::: Record list

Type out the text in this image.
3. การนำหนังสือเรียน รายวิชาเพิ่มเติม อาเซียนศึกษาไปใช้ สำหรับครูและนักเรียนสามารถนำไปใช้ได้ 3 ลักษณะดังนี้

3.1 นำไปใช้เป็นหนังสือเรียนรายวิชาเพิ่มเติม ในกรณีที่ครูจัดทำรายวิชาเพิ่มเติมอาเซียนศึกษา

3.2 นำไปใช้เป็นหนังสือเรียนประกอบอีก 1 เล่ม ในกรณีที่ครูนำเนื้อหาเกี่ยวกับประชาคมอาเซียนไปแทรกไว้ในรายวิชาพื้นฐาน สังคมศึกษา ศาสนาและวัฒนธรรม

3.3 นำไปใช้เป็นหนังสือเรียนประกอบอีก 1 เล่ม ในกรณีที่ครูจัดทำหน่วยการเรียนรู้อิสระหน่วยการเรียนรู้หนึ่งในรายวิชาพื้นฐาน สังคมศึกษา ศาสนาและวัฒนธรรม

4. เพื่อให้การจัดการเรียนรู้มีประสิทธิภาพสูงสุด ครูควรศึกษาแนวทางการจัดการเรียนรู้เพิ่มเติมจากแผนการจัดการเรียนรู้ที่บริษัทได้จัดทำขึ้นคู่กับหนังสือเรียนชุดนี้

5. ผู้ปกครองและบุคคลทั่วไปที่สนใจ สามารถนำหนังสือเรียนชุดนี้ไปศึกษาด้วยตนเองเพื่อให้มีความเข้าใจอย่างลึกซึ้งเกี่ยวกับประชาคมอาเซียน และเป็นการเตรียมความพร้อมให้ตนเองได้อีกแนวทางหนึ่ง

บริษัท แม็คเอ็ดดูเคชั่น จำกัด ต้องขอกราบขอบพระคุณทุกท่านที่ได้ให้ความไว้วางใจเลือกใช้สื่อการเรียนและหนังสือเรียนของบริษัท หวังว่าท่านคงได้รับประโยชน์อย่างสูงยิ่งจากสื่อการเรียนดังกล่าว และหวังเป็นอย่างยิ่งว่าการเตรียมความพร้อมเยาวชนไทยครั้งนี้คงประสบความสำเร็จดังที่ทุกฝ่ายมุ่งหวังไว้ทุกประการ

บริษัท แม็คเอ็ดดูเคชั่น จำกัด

::::::

■ Given task
Copy every line of the material, please, keeping it exactly the same.

■ Exercise solution
Type out the text in this image.
3. การนำหนังสือเรียน รายวิชาเพิ่มเติม อาเซียนศึกษาไปใช้ สำหรับครูและนักเรียนสามารถนำไปใช้ได้ 3 ลักษณะดังนี้

3.1 นำไปใช้เป็นหนังสือเรียนรายวิชาเพิ่มเติม ในกรณีที่ครูจัดทำรายวิชาเพิ่มเติมอาเซียนศึกษา

3.2 นำไปใช้เป็นหนังสือเรียนประกอบอีก 1 เล่ม ในกรณีที่ครูนำเนื้อหาเกี่ยวกับประชาคมอาเซียนไปแทรกไว้ในรายวิชาพื้นฐาน สังคมศึกษา ศาสนาและวัฒนธรรม

3.3 นำไปใช้เป็นหนังสือเรียนประกอบอีก 1 เล่ม ในกรณีที่ครูจัดทำหน่วยการเรียนรู้อิสระหน่วยการเรียนรู้หนึ่งในรายวิชาพื้นฐาน สังคมศึกษา ศาสนาและวัฒนธรรม

4. เพื่อให้การจัดการเรียนรู้มีประสิทธิภาพสูงสุด ครูควรศึกษาแนวทางการจัดการเรียนรู้เพิ่มเติมจากแผนการจัดการเรียนรู้ที่บริษัทได้จัดทำขึ้นคู่กับหนังสือเรียนชุดนี้

5. ผู้ปกครองและบุคคลทั่วไปที่สนใจ สามารถนำหนังสือเรียนชุดนี้ไปศึกษาด้วยตนเองเพื่อให้มีความเข้าใจอย่างลึกซึ้งเกี่ยวกับประชาคมอาเซียน และเป็นการเตรียมความพร้อมให้ตนเองได้อีกแนวทางหนึ่ง

บริษัท แม็คเอ็ดดูเคชั่น จำกัด ต้องขอกราบขอบพระคุณทุกท่านที่ได้ให้ความไว้วางใจเลือกใช้สื่อการเรียนและหนังสือเรียนของบริษัท หวังว่าท่านคงได้รับประโยชน์อย่างสูงยิ่งจากสื่อการเรียนดังกล่าว และหวังเป็นอย่างยิ่งว่าการเตรียมความพร้อมเยาวชนไทยครั้งนี้คงประสบความสำเร็จดังที่ทุกฝ่ายมุ่งหวังไว้ทุกประการ

บริษัท แม็คเอ็ดดูเคชั่น จำกัด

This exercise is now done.